EXERCISE DIRECTIONS:
Word for word, restate every line of the listing that follows.

RECORDS SHOWN:
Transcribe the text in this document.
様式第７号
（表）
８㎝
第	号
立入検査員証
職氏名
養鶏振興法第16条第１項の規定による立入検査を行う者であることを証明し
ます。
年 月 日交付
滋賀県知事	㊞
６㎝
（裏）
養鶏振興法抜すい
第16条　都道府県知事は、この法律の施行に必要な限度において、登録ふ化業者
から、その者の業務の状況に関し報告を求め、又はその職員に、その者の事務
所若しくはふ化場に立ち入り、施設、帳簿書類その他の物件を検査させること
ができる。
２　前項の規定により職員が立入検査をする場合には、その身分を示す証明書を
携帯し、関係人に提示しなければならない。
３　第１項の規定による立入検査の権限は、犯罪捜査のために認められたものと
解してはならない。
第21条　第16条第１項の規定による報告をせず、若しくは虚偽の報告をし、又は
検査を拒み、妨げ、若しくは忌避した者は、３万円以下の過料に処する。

RESULT:
Transcribe the text in this document.
様式第７号
（表）
８㎝
第	号
立入検査員証
職氏名
養鶏振興法第16条第１項の規定による立入検査を行う者であることを証明し
ます。
年 月 日交付
滋賀県知事	㊞
６㎝
（裏）
養鶏振興法抜すい
第16条　都道府県知事は、この法律の施行に必要な限度において、登録ふ化業者
から、その者の業務の状況に関し報告を求め、又はその職員に、その者の事務
所若しくはふ化場に立ち入り、施設、帳簿書類その他の物件を検査させること
ができる。
２　前項の規定により職員が立入検査をする場合には、その身分を示す証明書を
携帯し、関係人に提示しなければならない。
３　第１項の規定による立入検査の権限は、犯罪捜査のために認められたものと
解してはならない。
第21条　第16条第１項の規定による報告をせず、若しくは虚偽の報告をし、又は
検査を拒み、妨げ、若しくは忌避した者は、３万円以下の過料に処する。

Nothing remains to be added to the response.